#### [PAGE EXCERPT]
※
PV Sindhu’s six steps: How the silver-medallist made it big

PV Sindhu played six matches in Rio and had various components in her matches and brought flavours in each of them.

Written by Bharat Sundaresan | Mumbai | Updated: September 11, 2016 3:44 pm
pv sindhu, sindhu, pv sindhu olympics, pv sindhu rio olympics, pv sindhu rio 2016, pv sindhu olympics medal, pv sindhu money, badminton, badminton news, olympics PV Sindhu became the first woman from India to win a silver medal at Olympics for the country.

PV Sindhu played six matches in Rio Olympics. Bharat Sundaresan deconstructs the various components of her matches and discovers the different flavours that she brought to the fore in each of them.
※
#### [DATASET CONTENT]
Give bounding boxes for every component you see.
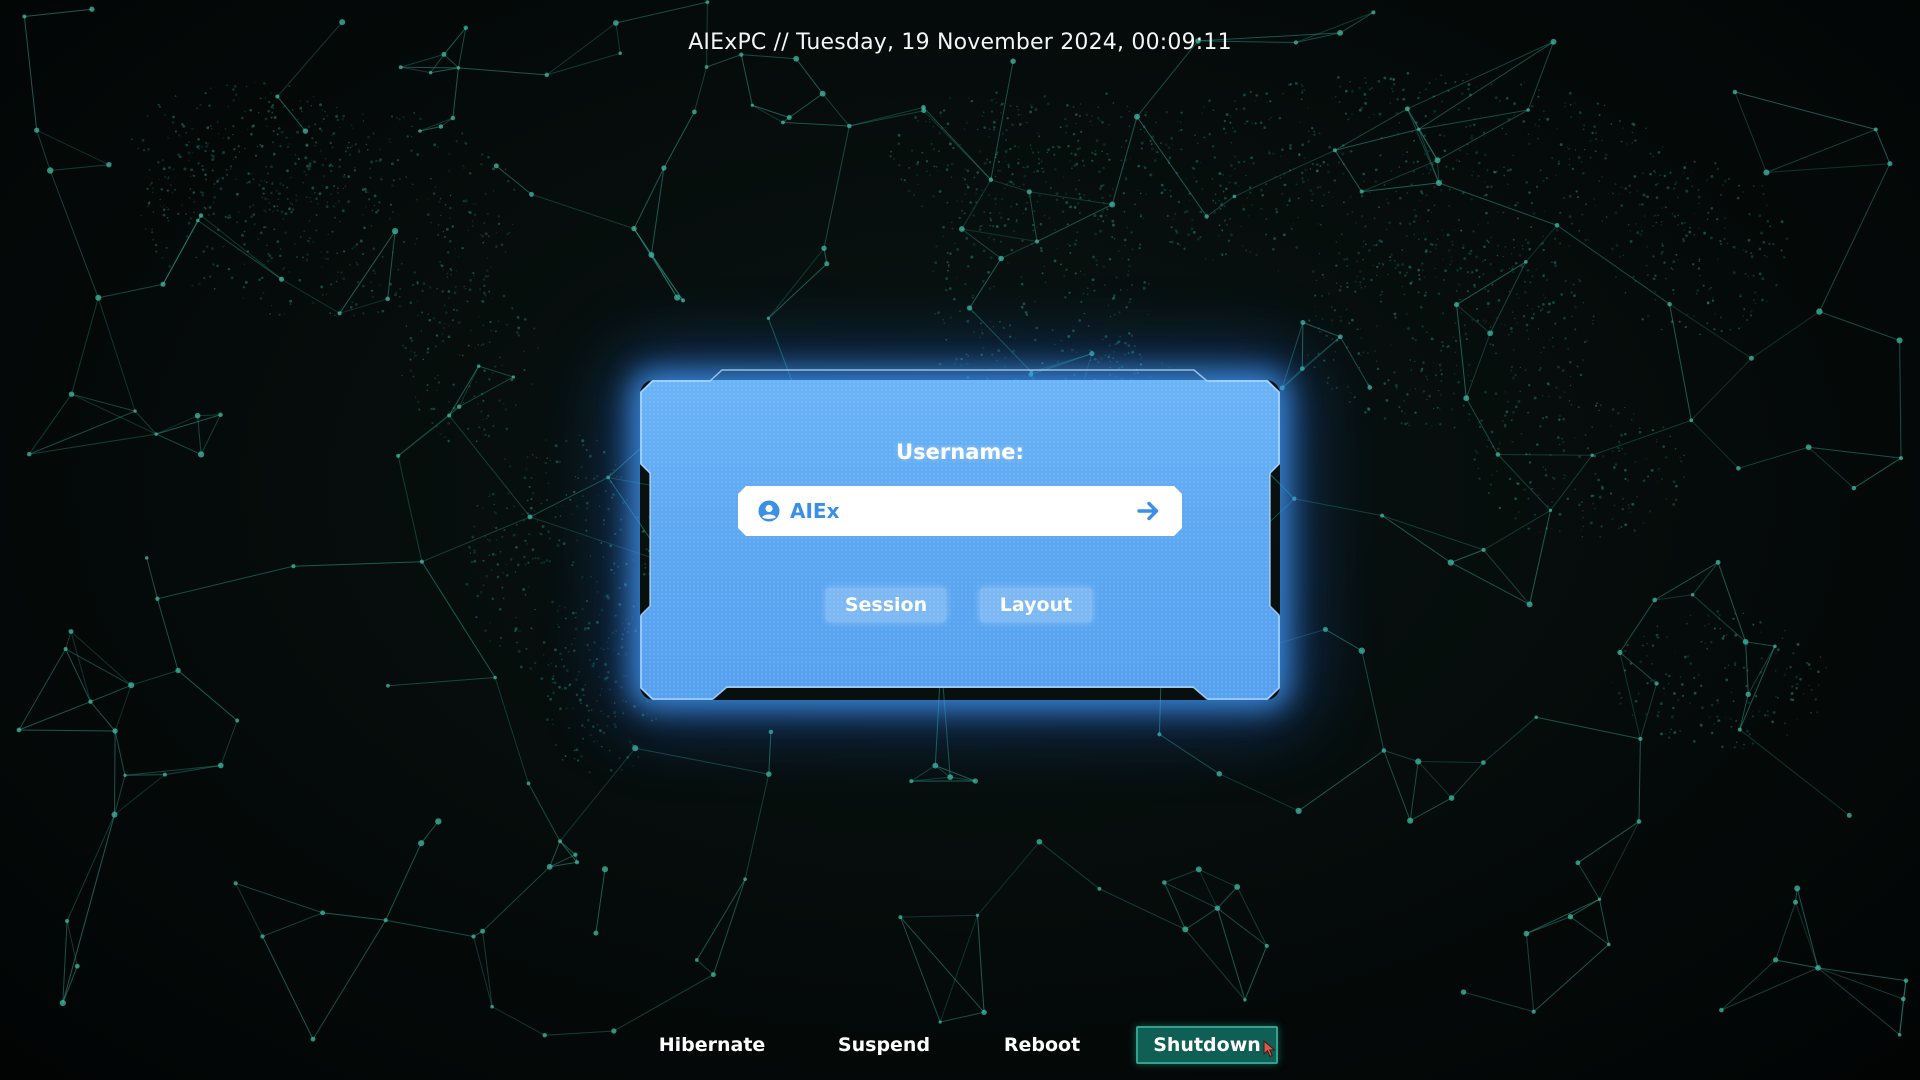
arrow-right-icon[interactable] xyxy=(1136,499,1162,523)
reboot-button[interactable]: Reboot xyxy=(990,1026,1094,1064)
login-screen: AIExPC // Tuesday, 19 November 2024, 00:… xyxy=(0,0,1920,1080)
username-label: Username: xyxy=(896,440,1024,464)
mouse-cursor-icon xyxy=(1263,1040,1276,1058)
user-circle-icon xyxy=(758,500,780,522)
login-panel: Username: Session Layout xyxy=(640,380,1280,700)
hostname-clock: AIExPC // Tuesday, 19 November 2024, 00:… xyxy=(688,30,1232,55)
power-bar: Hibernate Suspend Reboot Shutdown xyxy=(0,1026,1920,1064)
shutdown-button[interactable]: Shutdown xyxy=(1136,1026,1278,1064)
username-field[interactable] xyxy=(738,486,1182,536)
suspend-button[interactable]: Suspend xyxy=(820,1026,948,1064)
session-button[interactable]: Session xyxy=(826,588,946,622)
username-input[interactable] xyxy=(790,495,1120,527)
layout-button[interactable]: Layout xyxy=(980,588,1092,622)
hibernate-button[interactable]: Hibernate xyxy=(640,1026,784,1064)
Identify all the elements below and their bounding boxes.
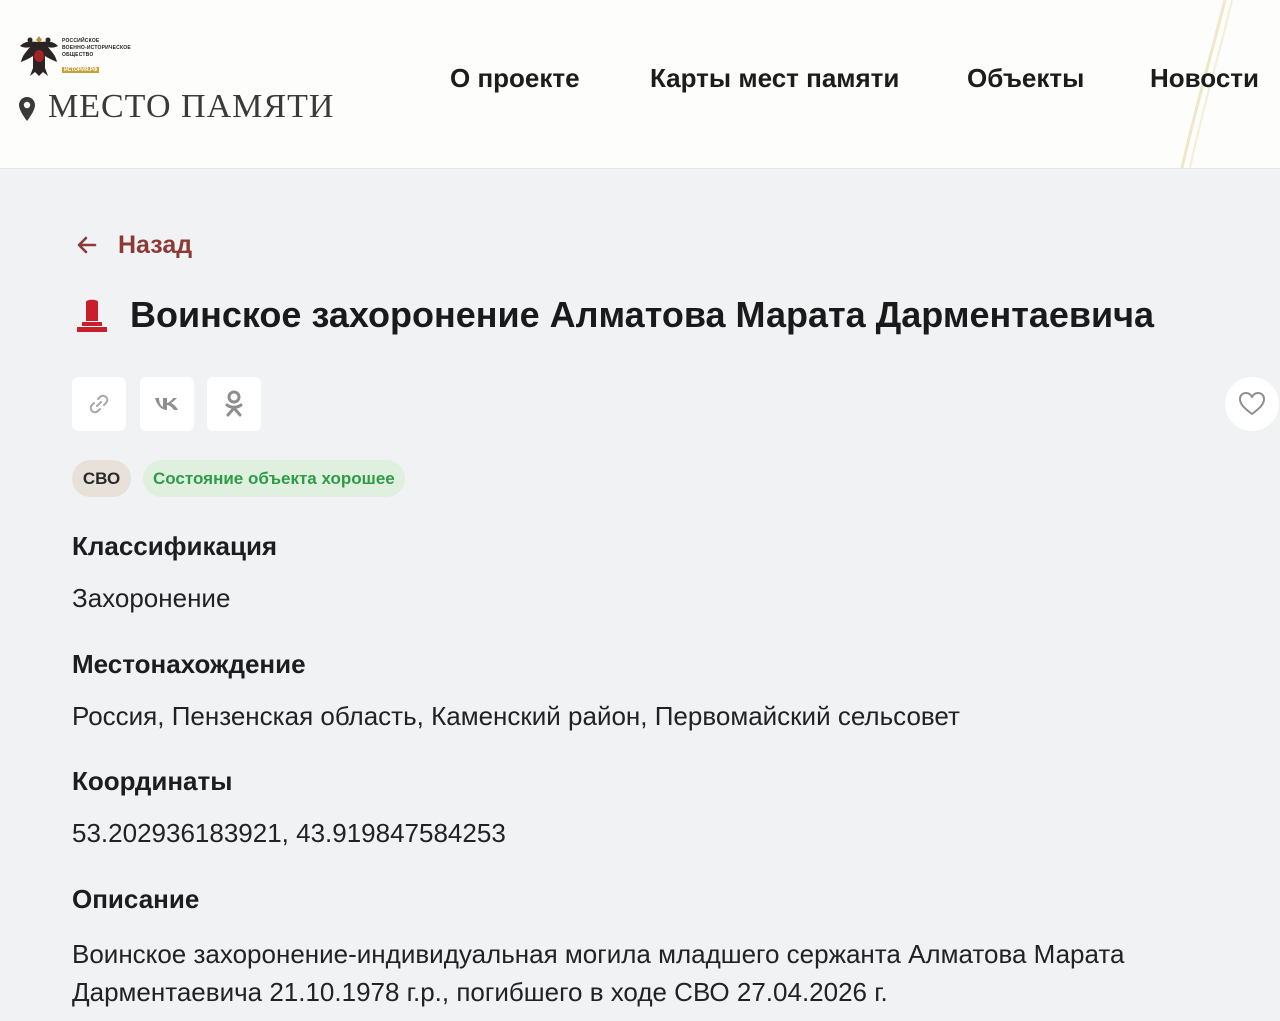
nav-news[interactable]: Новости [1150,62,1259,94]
※
#### [YOUR INSTRUCTIONS]
Write out the Sindhu article word for word, starting at the words "PV Sindhu’s six" and stopping after "flavours in each of them.". Rely only on the Sindhu article for everything asked here.

#### [OUTPUT BELOW]
PV Sindhu’s six steps: How the silver-medallist made it big

PV Sindhu played six matches in Rio and had various components in her matches and brought flavours in each of them.